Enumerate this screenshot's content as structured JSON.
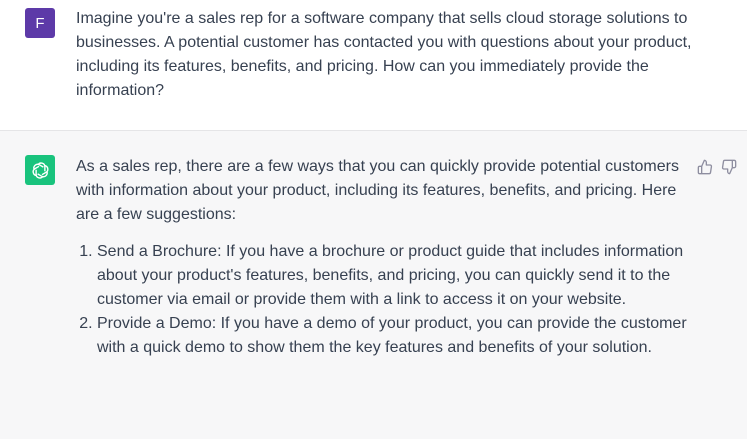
{
  "user_message": {
    "avatar_letter": "F",
    "text": "Imagine you're a sales rep for a software company that sells cloud storage solutions to businesses. A potential customer has contacted you with questions about your product, including its features, benefits, and pricing. How can you immediately provide the information?"
  },
  "assistant_message": {
    "avatar_icon": "openai-logo-icon",
    "intro": "As a sales rep, there are a few ways that you can quickly provide potential customers with information about your product, including its features, benefits, and pricing. Here are a few suggestions:",
    "items": [
      "Send a Brochure: If you have a brochure or product guide that includes information about your product's features, benefits, and pricing, you can quickly send it to the customer via email or provide them with a link to access it on your website.",
      "Provide a Demo: If you have a demo of your product, you can provide the customer with a quick demo to show them the key features and benefits of your solution."
    ],
    "feedback_icons": [
      "thumbs-up-icon",
      "thumbs-down-icon"
    ]
  },
  "colors": {
    "user_avatar": "#5d3aa8",
    "assistant_avatar": "#19c37d",
    "assistant_background": "#f7f7f8",
    "text": "#374151"
  }
}
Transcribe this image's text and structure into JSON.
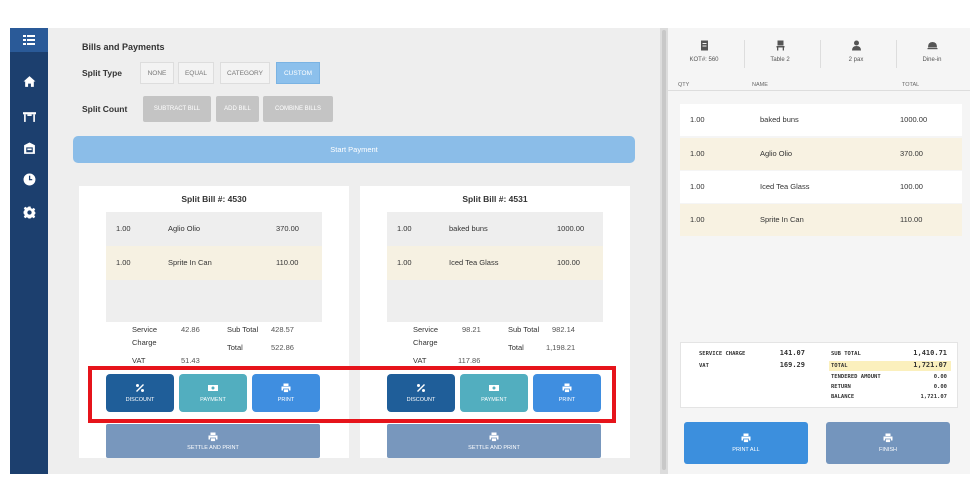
______________________________
- [YOUR GOAL]
Omit every picture while copying the listing above exactly.

- [COMPLETE ANSWER]
Enumerate this screenshot's content as structured JSON.
{
  "user_message": {
    "avatar_letter": "F",
    "text": "Imagine you're a sales rep for a software company that sells cloud storage solutions to businesses. A potential customer has contacted you with questions about your product, including its features, benefits, and pricing. How can you immediately provide the information?"
  },
  "assistant_message": {
    "avatar_icon": "openai-logo-icon",
    "intro": "As a sales rep, there are a few ways that you can quickly provide potential customers with information about your product, including its features, benefits, and pricing. Here are a few suggestions:",
    "items": [
      "Send a Brochure: If you have a brochure or product guide that includes information about your product's features, benefits, and pricing, you can quickly send it to the customer via email or provide them with a link to access it on your website.",
      "Provide a Demo: If you have a demo of your product, you can provide the customer with a quick demo to show them the key features and benefits of your solution."
    ],
    "feedback_icons": [
      "thumbs-up-icon",
      "thumbs-down-icon"
    ]
  },
  "colors": {
    "user_avatar": "#5d3aa8",
    "assistant_avatar": "#19c37d",
    "assistant_background": "#f7f7f8",
    "text": "#374151"
  }
}
Transcribe this image's text and structure into JSON.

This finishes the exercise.